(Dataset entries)
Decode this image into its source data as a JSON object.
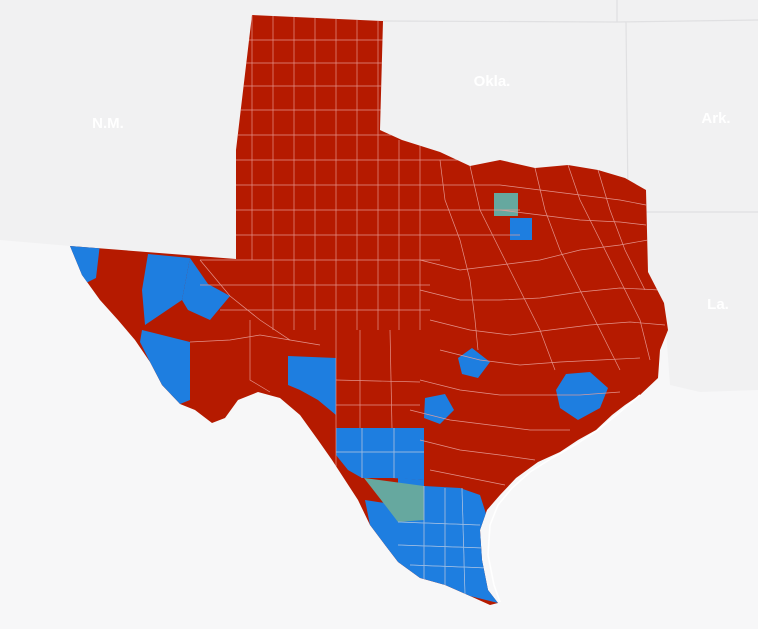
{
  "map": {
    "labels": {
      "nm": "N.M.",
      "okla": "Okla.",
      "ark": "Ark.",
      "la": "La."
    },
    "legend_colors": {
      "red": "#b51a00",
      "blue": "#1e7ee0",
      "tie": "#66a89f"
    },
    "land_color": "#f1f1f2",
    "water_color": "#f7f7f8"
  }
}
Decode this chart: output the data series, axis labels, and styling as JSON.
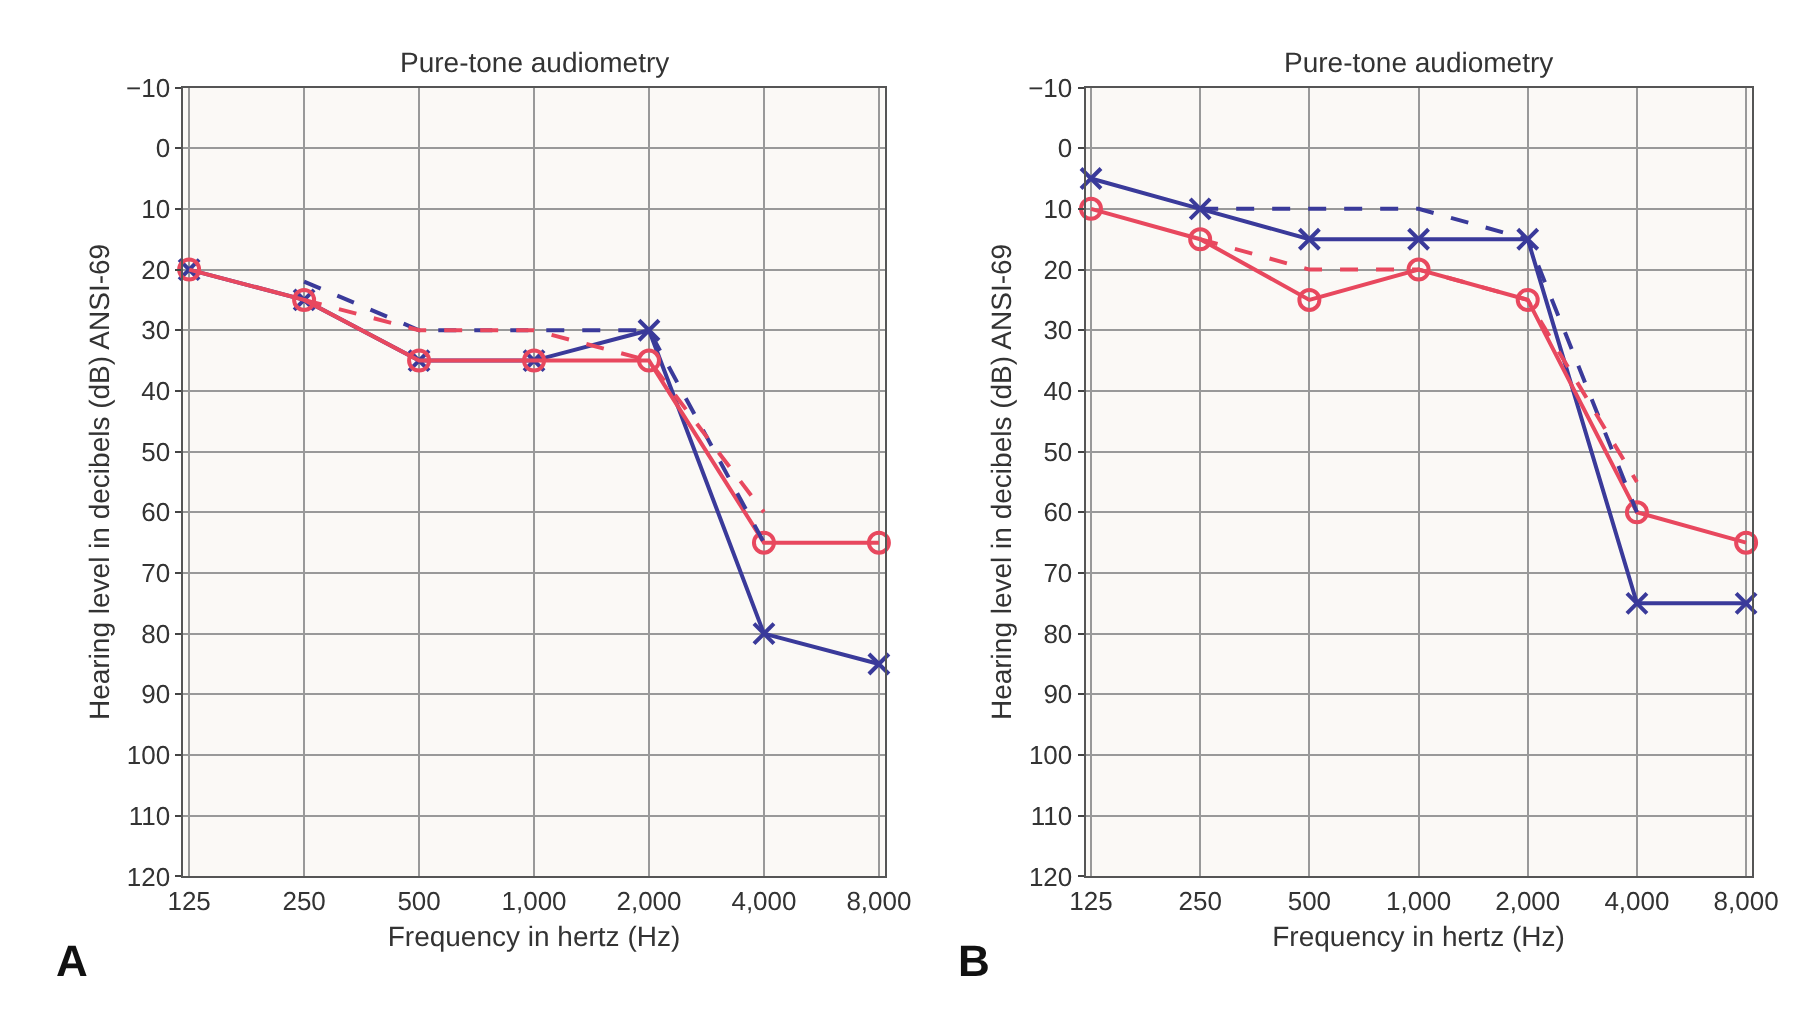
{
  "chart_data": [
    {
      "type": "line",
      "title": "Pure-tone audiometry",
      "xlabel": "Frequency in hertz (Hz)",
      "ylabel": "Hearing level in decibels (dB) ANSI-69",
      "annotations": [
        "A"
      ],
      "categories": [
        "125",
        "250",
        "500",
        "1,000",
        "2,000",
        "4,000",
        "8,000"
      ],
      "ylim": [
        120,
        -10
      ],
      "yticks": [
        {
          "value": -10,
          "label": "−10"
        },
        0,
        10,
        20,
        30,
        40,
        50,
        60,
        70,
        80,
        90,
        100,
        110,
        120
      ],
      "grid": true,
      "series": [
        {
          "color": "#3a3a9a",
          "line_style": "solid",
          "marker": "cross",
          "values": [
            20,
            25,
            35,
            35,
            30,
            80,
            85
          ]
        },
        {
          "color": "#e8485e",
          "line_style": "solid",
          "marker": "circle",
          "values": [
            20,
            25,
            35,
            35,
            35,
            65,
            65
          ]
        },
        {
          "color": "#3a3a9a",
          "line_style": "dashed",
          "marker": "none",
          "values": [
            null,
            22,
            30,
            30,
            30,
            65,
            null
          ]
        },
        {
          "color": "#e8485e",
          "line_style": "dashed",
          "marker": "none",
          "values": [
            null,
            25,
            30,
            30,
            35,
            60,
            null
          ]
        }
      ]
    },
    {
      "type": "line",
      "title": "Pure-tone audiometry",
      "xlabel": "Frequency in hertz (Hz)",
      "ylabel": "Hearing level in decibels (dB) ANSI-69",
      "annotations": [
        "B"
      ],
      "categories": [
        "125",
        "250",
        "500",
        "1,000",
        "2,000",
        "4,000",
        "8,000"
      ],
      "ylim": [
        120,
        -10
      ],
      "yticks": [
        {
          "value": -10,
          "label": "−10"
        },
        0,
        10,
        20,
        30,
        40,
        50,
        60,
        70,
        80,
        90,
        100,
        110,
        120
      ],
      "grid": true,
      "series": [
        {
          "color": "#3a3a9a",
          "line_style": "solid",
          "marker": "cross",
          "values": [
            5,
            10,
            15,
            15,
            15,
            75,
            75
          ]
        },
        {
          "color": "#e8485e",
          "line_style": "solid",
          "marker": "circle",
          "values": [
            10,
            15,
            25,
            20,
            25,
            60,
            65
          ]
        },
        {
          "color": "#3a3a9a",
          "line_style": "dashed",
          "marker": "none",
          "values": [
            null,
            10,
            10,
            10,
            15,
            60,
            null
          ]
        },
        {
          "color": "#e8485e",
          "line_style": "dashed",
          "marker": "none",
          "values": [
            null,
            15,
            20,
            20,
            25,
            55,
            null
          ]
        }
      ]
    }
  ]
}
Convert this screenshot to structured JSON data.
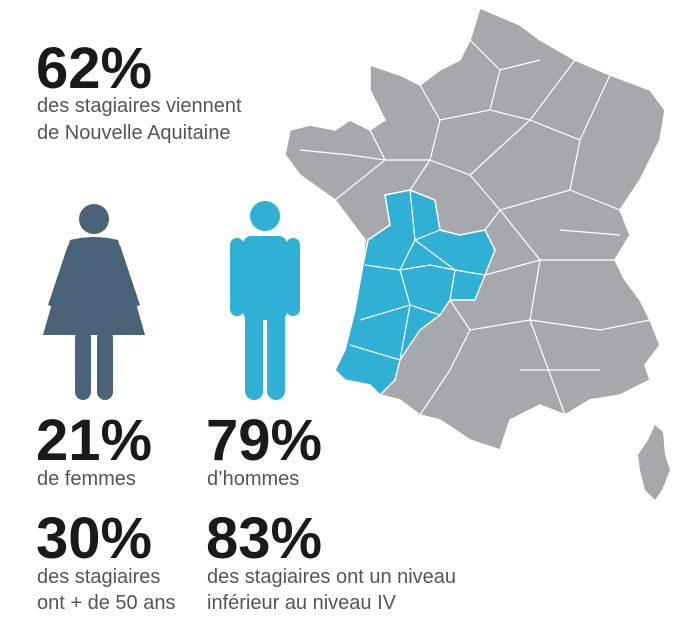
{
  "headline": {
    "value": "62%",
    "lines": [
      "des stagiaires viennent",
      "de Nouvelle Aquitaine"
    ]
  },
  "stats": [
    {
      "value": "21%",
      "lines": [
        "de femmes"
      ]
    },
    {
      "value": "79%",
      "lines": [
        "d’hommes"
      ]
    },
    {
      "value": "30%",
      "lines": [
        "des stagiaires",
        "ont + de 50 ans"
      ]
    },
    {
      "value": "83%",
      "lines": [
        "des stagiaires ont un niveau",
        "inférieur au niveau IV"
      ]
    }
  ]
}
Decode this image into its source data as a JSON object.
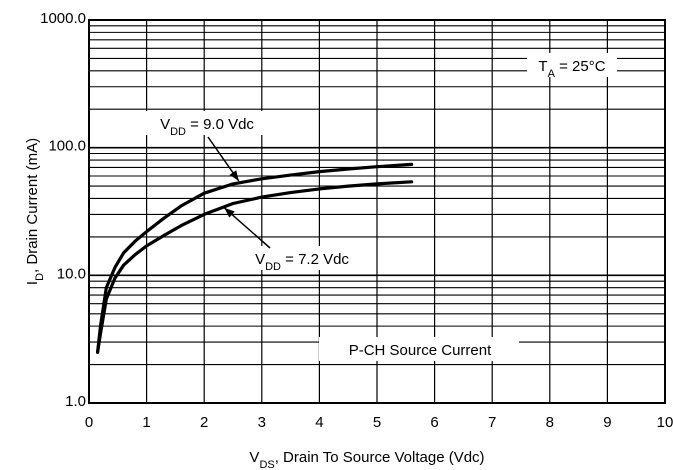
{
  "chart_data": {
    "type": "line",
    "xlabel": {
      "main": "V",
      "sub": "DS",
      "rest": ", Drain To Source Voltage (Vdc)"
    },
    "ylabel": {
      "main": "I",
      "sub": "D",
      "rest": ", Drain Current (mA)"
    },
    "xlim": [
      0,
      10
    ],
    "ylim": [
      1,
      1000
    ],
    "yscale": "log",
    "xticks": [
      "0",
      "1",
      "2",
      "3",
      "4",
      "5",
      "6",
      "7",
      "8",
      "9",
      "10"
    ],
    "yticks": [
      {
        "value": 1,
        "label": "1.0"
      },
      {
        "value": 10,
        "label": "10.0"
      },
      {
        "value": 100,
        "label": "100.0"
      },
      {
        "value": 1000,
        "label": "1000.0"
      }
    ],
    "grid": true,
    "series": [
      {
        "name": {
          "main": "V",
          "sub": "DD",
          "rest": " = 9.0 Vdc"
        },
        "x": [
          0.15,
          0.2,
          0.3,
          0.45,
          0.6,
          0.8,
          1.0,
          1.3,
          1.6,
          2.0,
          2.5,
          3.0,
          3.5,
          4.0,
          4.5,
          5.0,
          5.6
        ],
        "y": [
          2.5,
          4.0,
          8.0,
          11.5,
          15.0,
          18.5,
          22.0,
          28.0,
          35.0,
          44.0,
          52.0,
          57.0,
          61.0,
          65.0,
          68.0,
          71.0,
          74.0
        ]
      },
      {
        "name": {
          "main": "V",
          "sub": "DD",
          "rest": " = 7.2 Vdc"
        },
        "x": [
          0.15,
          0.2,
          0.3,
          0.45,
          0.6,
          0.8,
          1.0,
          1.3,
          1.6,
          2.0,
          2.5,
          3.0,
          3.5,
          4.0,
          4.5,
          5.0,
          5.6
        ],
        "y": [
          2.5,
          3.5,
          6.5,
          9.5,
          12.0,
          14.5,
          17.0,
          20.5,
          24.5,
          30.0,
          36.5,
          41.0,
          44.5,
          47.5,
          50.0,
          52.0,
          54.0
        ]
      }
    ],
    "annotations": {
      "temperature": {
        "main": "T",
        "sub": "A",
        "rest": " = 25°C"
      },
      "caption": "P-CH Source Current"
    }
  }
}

## To be done:
Reproduce all the entries that precede this task, word for word, minus any pictures.

## The answer:
Decode this image into its source data as a JSON object.
{
  "map": {
    "labels": {
      "nm": "N.M.",
      "okla": "Okla.",
      "ark": "Ark.",
      "la": "La."
    },
    "legend_colors": {
      "red": "#b51a00",
      "blue": "#1e7ee0",
      "tie": "#66a89f"
    },
    "land_color": "#f1f1f2",
    "water_color": "#f7f7f8"
  }
}
Decode this chart: output the data series, axis labels, and styling as JSON.
{
  "chart_data": [
    {
      "type": "line",
      "title": "Pure-tone audiometry",
      "xlabel": "Frequency in hertz (Hz)",
      "ylabel": "Hearing level in decibels (dB) ANSI-69",
      "annotations": [
        "A"
      ],
      "categories": [
        "125",
        "250",
        "500",
        "1,000",
        "2,000",
        "4,000",
        "8,000"
      ],
      "ylim": [
        120,
        -10
      ],
      "yticks": [
        {
          "value": -10,
          "label": "−10"
        },
        0,
        10,
        20,
        30,
        40,
        50,
        60,
        70,
        80,
        90,
        100,
        110,
        120
      ],
      "grid": true,
      "series": [
        {
          "color": "#3a3a9a",
          "line_style": "solid",
          "marker": "cross",
          "values": [
            20,
            25,
            35,
            35,
            30,
            80,
            85
          ]
        },
        {
          "color": "#e8485e",
          "line_style": "solid",
          "marker": "circle",
          "values": [
            20,
            25,
            35,
            35,
            35,
            65,
            65
          ]
        },
        {
          "color": "#3a3a9a",
          "line_style": "dashed",
          "marker": "none",
          "values": [
            null,
            22,
            30,
            30,
            30,
            65,
            null
          ]
        },
        {
          "color": "#e8485e",
          "line_style": "dashed",
          "marker": "none",
          "values": [
            null,
            25,
            30,
            30,
            35,
            60,
            null
          ]
        }
      ]
    },
    {
      "type": "line",
      "title": "Pure-tone audiometry",
      "xlabel": "Frequency in hertz (Hz)",
      "ylabel": "Hearing level in decibels (dB) ANSI-69",
      "annotations": [
        "B"
      ],
      "categories": [
        "125",
        "250",
        "500",
        "1,000",
        "2,000",
        "4,000",
        "8,000"
      ],
      "ylim": [
        120,
        -10
      ],
      "yticks": [
        {
          "value": -10,
          "label": "−10"
        },
        0,
        10,
        20,
        30,
        40,
        50,
        60,
        70,
        80,
        90,
        100,
        110,
        120
      ],
      "grid": true,
      "series": [
        {
          "color": "#3a3a9a",
          "line_style": "solid",
          "marker": "cross",
          "values": [
            5,
            10,
            15,
            15,
            15,
            75,
            75
          ]
        },
        {
          "color": "#e8485e",
          "line_style": "solid",
          "marker": "circle",
          "values": [
            10,
            15,
            25,
            20,
            25,
            60,
            65
          ]
        },
        {
          "color": "#3a3a9a",
          "line_style": "dashed",
          "marker": "none",
          "values": [
            null,
            10,
            10,
            10,
            15,
            60,
            null
          ]
        },
        {
          "color": "#e8485e",
          "line_style": "dashed",
          "marker": "none",
          "values": [
            null,
            15,
            20,
            20,
            25,
            55,
            null
          ]
        }
      ]
    }
  ]
}
Convert this screenshot to structured JSON data.
{
  "headline": {
    "value": "62%",
    "lines": [
      "des stagiaires viennent",
      "de Nouvelle Aquitaine"
    ]
  },
  "stats": [
    {
      "value": "21%",
      "lines": [
        "de femmes"
      ]
    },
    {
      "value": "79%",
      "lines": [
        "d’hommes"
      ]
    },
    {
      "value": "30%",
      "lines": [
        "des stagiaires",
        "ont + de 50 ans"
      ]
    },
    {
      "value": "83%",
      "lines": [
        "des stagiaires ont un niveau",
        "inférieur au niveau IV"
      ]
    }
  ]
}
Decode this image into its source data as a JSON object.
{
  "chart_data": {
    "type": "line",
    "xlabel": {
      "main": "V",
      "sub": "DS",
      "rest": ", Drain To Source Voltage (Vdc)"
    },
    "ylabel": {
      "main": "I",
      "sub": "D",
      "rest": ", Drain Current (mA)"
    },
    "xlim": [
      0,
      10
    ],
    "ylim": [
      1,
      1000
    ],
    "yscale": "log",
    "xticks": [
      "0",
      "1",
      "2",
      "3",
      "4",
      "5",
      "6",
      "7",
      "8",
      "9",
      "10"
    ],
    "yticks": [
      {
        "value": 1,
        "label": "1.0"
      },
      {
        "value": 10,
        "label": "10.0"
      },
      {
        "value": 100,
        "label": "100.0"
      },
      {
        "value": 1000,
        "label": "1000.0"
      }
    ],
    "grid": true,
    "series": [
      {
        "name": {
          "main": "V",
          "sub": "DD",
          "rest": " = 9.0 Vdc"
        },
        "x": [
          0.15,
          0.2,
          0.3,
          0.45,
          0.6,
          0.8,
          1.0,
          1.3,
          1.6,
          2.0,
          2.5,
          3.0,
          3.5,
          4.0,
          4.5,
          5.0,
          5.6
        ],
        "y": [
          2.5,
          4.0,
          8.0,
          11.5,
          15.0,
          18.5,
          22.0,
          28.0,
          35.0,
          44.0,
          52.0,
          57.0,
          61.0,
          65.0,
          68.0,
          71.0,
          74.0
        ]
      },
      {
        "name": {
          "main": "V",
          "sub": "DD",
          "rest": " = 7.2 Vdc"
        },
        "x": [
          0.15,
          0.2,
          0.3,
          0.45,
          0.6,
          0.8,
          1.0,
          1.3,
          1.6,
          2.0,
          2.5,
          3.0,
          3.5,
          4.0,
          4.5,
          5.0,
          5.6
        ],
        "y": [
          2.5,
          3.5,
          6.5,
          9.5,
          12.0,
          14.5,
          17.0,
          20.5,
          24.5,
          30.0,
          36.5,
          41.0,
          44.5,
          47.5,
          50.0,
          52.0,
          54.0
        ]
      }
    ],
    "annotations": {
      "temperature": {
        "main": "T",
        "sub": "A",
        "rest": " = 25°C"
      },
      "caption": "P-CH Source Current"
    }
  }
}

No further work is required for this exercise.